TRY IT: Go over the entries and report the lines where the word "mitochondrion" occurs.

MATERIAL FOR THE TASK:
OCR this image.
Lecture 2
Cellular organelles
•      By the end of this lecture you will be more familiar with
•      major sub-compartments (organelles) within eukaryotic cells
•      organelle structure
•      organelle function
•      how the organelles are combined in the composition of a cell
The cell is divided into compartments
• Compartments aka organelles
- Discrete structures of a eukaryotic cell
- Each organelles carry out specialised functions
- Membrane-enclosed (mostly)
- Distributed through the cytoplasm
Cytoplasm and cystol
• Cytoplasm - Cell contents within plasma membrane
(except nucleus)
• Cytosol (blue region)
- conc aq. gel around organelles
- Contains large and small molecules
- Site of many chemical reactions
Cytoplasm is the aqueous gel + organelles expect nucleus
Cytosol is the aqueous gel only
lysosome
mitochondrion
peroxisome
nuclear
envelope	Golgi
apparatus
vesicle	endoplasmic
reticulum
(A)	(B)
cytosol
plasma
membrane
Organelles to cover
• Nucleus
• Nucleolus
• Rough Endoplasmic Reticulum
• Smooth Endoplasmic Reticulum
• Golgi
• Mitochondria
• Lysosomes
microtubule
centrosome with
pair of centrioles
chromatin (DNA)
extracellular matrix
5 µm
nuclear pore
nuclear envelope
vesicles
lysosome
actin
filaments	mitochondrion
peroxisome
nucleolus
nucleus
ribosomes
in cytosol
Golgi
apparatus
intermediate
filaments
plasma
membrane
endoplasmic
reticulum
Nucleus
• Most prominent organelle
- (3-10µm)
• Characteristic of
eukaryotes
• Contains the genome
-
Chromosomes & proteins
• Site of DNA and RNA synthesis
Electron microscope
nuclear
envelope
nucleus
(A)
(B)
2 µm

SOLUTION BELOW:
mitochondrion
filaments	mitochondrion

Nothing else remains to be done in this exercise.